Start of Material for this exercise

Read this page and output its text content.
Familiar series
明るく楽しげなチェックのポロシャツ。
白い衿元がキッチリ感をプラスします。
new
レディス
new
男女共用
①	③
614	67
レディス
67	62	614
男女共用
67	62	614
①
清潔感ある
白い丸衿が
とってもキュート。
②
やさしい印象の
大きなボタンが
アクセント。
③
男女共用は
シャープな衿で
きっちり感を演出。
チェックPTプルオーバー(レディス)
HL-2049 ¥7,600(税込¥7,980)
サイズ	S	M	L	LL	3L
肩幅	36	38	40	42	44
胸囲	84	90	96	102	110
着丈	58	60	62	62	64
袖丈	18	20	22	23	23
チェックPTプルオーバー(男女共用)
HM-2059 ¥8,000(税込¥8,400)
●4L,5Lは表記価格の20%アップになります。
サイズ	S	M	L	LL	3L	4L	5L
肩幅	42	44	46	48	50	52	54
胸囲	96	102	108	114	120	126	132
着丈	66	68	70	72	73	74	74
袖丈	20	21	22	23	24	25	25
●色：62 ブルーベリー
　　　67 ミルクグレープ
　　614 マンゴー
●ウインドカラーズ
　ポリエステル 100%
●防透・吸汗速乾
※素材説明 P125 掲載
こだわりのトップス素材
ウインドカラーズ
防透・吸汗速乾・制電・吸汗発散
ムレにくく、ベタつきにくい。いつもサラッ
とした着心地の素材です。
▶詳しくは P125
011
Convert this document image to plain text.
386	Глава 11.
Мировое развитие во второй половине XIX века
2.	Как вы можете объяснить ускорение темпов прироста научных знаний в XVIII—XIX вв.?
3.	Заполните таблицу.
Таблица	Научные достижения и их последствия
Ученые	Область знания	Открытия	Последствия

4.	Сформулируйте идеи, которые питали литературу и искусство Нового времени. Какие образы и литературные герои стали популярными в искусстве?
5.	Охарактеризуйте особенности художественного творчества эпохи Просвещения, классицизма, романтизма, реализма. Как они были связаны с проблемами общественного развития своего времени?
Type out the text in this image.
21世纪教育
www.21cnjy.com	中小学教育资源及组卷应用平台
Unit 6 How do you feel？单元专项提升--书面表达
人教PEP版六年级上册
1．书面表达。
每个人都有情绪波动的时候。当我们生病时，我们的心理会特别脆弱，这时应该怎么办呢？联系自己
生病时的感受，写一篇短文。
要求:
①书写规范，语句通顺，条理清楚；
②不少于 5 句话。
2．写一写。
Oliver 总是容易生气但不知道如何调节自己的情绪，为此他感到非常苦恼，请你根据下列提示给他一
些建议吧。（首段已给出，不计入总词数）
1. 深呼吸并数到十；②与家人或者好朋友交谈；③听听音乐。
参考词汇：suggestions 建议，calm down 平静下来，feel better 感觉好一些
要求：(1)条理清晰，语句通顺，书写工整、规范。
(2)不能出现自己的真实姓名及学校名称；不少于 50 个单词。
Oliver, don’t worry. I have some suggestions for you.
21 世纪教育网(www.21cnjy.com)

End of Material for this exercise

### Exercise requirements
Out of the preceding entries, pull every line containing the string "suggestions".

### Response to the exercise
参考词汇：suggestions 建议，calm down 平静下来，feel better 感觉好一些
Oliver, don’t worry. I have some suggestions for you.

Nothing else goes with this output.